## What you need to do
Find how many lines of the listing include the string "ylabel", and report only that figure.

## Material to process
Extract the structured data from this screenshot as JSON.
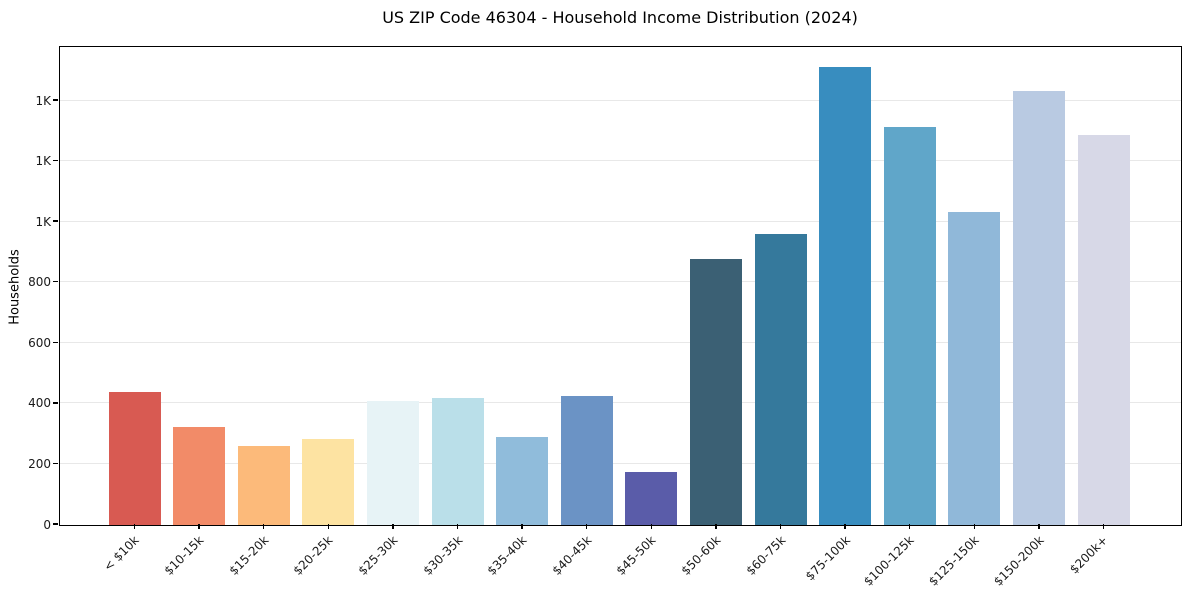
{
  "page": {
    "background": "#ffffff"
  },
  "chart_data": {
    "type": "bar",
    "title": "US ZIP Code 46304 - Household Income Distribution (2024)",
    "xlabel": "",
    "ylabel": "Households",
    "categories": [
      "< $10k",
      "$10-15k",
      "$15-20k",
      "$20-25k",
      "$25-30k",
      "$30-35k",
      "$35-40k",
      "$40-45k",
      "$45-50k",
      "$50-60k",
      "$60-75k",
      "$75-100k",
      "$100-125k",
      "$125-150k",
      "$150-200k",
      "$200k+"
    ],
    "values": [
      438,
      325,
      262,
      284,
      410,
      419,
      290,
      427,
      174,
      878,
      960,
      1512,
      1315,
      1032,
      1433,
      1289
    ],
    "bar_colors": [
      "#d85a52",
      "#f28b68",
      "#fcba7a",
      "#fde3a2",
      "#e7f3f6",
      "#badfe9",
      "#90bcdb",
      "#6b93c5",
      "#5a5ca9",
      "#3b6074",
      "#35799c",
      "#388dbf",
      "#60a6c9",
      "#90b8d9",
      "#b9cae2",
      "#d7d8e7"
    ],
    "ylim": [
      0,
      1575
    ],
    "yticks": [
      {
        "value": 0,
        "label": "0"
      },
      {
        "value": 200,
        "label": "200"
      },
      {
        "value": 400,
        "label": "400"
      },
      {
        "value": 600,
        "label": "600"
      },
      {
        "value": 800,
        "label": "800"
      },
      {
        "value": 1000,
        "label": "1K"
      },
      {
        "value": 1200,
        "label": "1K"
      },
      {
        "value": 1400,
        "label": "1K"
      }
    ],
    "grid": "horizontal",
    "legend": "none",
    "gridline_color": "#e8e8e8",
    "axis_color": "#000000",
    "text_color": "#1a1a1a",
    "background": "#ffffff"
  }
}
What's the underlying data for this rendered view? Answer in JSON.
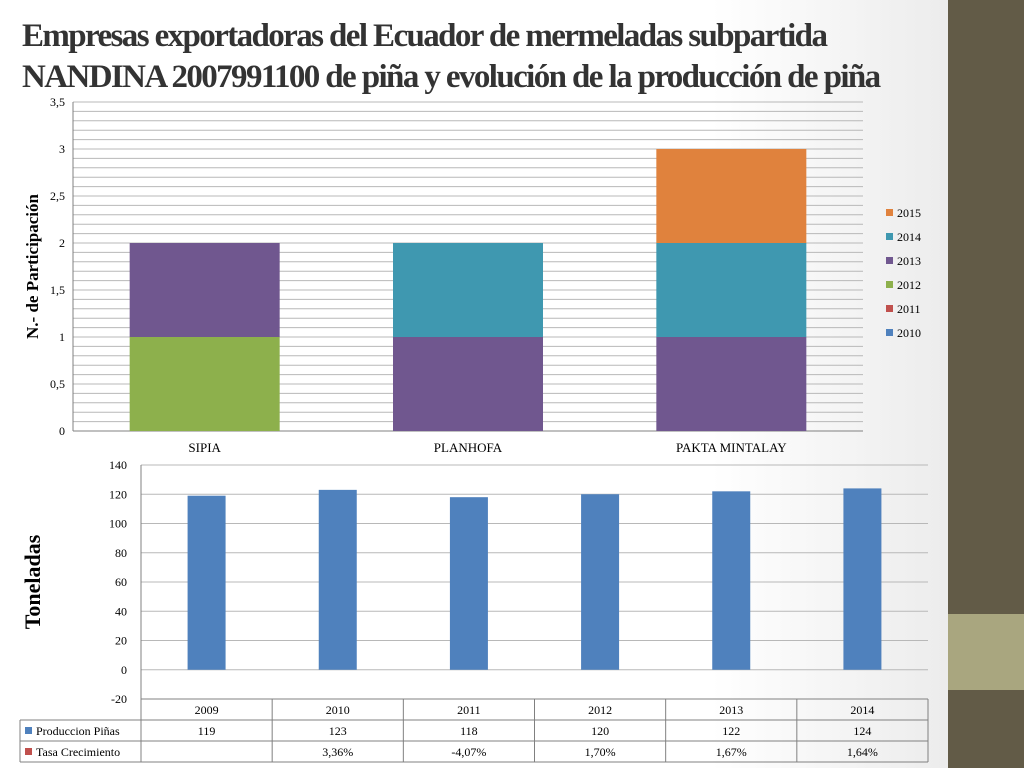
{
  "slide": {
    "title_line1": "Empresas exportadoras del Ecuador de mermeladas subpartida",
    "title_line2": "NANDINA 2007991100 de piña y evolución de la producción de piña"
  },
  "colors": {
    "side_bar": "#625b47",
    "side_accent": "#a9a67f"
  },
  "chart_data": [
    {
      "type": "bar",
      "stacked": true,
      "ylabel": "N.- de Participación",
      "ylim": [
        0,
        3.5
      ],
      "yticks": [
        "0",
        "0,5",
        "1",
        "1,5",
        "2",
        "2,5",
        "3",
        "3,5"
      ],
      "categories": [
        "SIPIA",
        "PLANHOFA",
        "PAKTA MINTALAY"
      ],
      "series": [
        {
          "name": "2010",
          "color": "#4f81bd",
          "values": [
            0,
            0,
            0
          ]
        },
        {
          "name": "2011",
          "color": "#c0504d",
          "values": [
            0,
            0,
            0
          ]
        },
        {
          "name": "2012",
          "color": "#8db04c",
          "values": [
            1,
            0,
            0
          ]
        },
        {
          "name": "2013",
          "color": "#70578f",
          "values": [
            1,
            1,
            1
          ]
        },
        {
          "name": "2014",
          "color": "#3f98b0",
          "values": [
            0,
            1,
            1
          ]
        },
        {
          "name": "2015",
          "color": "#e0823d",
          "values": [
            0,
            0,
            1
          ]
        }
      ],
      "legend_position": "right",
      "legend_order": [
        "2015",
        "2014",
        "2013",
        "2012",
        "2011",
        "2010"
      ],
      "grid": true
    },
    {
      "type": "bar",
      "ylabel": "Toneladas",
      "ylim": [
        -20,
        140
      ],
      "yticks": [
        "-20",
        "0",
        "20",
        "40",
        "60",
        "80",
        "100",
        "120",
        "140"
      ],
      "categories": [
        "2009",
        "2010",
        "2011",
        "2012",
        "2013",
        "2014"
      ],
      "series": [
        {
          "name": "Produccion Piñas",
          "color": "#4f81bd",
          "values": [
            119,
            123,
            118,
            120,
            122,
            124
          ]
        },
        {
          "name": "Tasa Crecimiento",
          "color": "#c0504d",
          "values": [
            null,
            3.36,
            -4.07,
            1.7,
            1.67,
            1.64
          ]
        }
      ],
      "data_table": {
        "rows": [
          {
            "label": "Produccion Piñas",
            "color": "#4f81bd",
            "cells": [
              "119",
              "123",
              "118",
              "120",
              "122",
              "124"
            ]
          },
          {
            "label": "Tasa Crecimiento",
            "color": "#c0504d",
            "cells": [
              "",
              "3,36%",
              "-4,07%",
              "1,70%",
              "1,67%",
              "1,64%"
            ]
          }
        ]
      },
      "grid": true
    }
  ]
}
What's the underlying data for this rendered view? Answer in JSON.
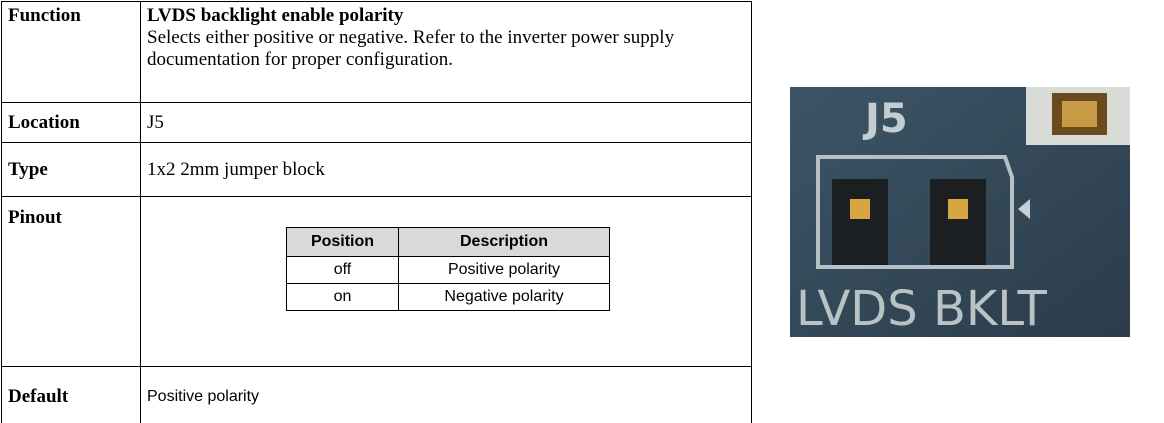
{
  "function": {
    "label": "Function",
    "title": "LVDS backlight enable polarity",
    "description": "Selects either positive or negative.  Refer to the inverter power supply documentation for proper configuration."
  },
  "location": {
    "label": "Location",
    "value": "J5"
  },
  "type": {
    "label": "Type",
    "value": "1x2 2mm jumper block"
  },
  "pinout": {
    "label": "Pinout",
    "table": {
      "header": [
        "Position",
        "Description"
      ],
      "rows": [
        [
          "off",
          "Positive polarity"
        ],
        [
          "on",
          "Negative polarity"
        ]
      ]
    }
  },
  "default": {
    "label": "Default",
    "value": "Positive polarity"
  },
  "photo": {
    "top_label": "J5",
    "bottom_label": "LVDS BKLT"
  }
}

## Solved problem
3